Written instruction: Copy out all of the material exactly as presented.
-- Begin Records for the exercise --
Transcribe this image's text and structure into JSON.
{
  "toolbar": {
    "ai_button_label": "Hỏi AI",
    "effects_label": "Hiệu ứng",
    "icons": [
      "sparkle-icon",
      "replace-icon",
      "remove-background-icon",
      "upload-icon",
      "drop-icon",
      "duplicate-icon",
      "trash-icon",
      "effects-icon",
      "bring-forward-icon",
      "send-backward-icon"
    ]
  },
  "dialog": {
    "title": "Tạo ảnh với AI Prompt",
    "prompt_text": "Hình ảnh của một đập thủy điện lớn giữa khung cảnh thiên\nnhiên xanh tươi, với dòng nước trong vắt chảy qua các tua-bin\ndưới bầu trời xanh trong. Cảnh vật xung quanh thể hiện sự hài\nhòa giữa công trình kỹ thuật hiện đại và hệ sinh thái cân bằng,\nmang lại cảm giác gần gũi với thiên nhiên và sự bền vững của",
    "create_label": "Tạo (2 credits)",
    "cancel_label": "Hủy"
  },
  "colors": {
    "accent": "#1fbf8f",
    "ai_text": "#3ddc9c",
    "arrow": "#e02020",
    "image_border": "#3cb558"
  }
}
-- End Records for the exercise --
The solution:
Transcribe this image's text and structure into JSON.
{
  "toolbar": {
    "ai_button_label": "Hỏi AI",
    "effects_label": "Hiệu ứng",
    "icons": [
      "sparkle-icon",
      "replace-icon",
      "remove-background-icon",
      "upload-icon",
      "drop-icon",
      "duplicate-icon",
      "trash-icon",
      "effects-icon",
      "bring-forward-icon",
      "send-backward-icon"
    ]
  },
  "dialog": {
    "title": "Tạo ảnh với AI Prompt",
    "prompt_text": "Hình ảnh của một đập thủy điện lớn giữa khung cảnh thiên\nnhiên xanh tươi, với dòng nước trong vắt chảy qua các tua-bin\ndưới bầu trời xanh trong. Cảnh vật xung quanh thể hiện sự hài\nhòa giữa công trình kỹ thuật hiện đại và hệ sinh thái cân bằng,\nmang lại cảm giác gần gũi với thiên nhiên và sự bền vững của",
    "create_label": "Tạo (2 credits)",
    "cancel_label": "Hủy"
  },
  "colors": {
    "accent": "#1fbf8f",
    "ai_text": "#3ddc9c",
    "arrow": "#e02020",
    "image_border": "#3cb558"
  }
}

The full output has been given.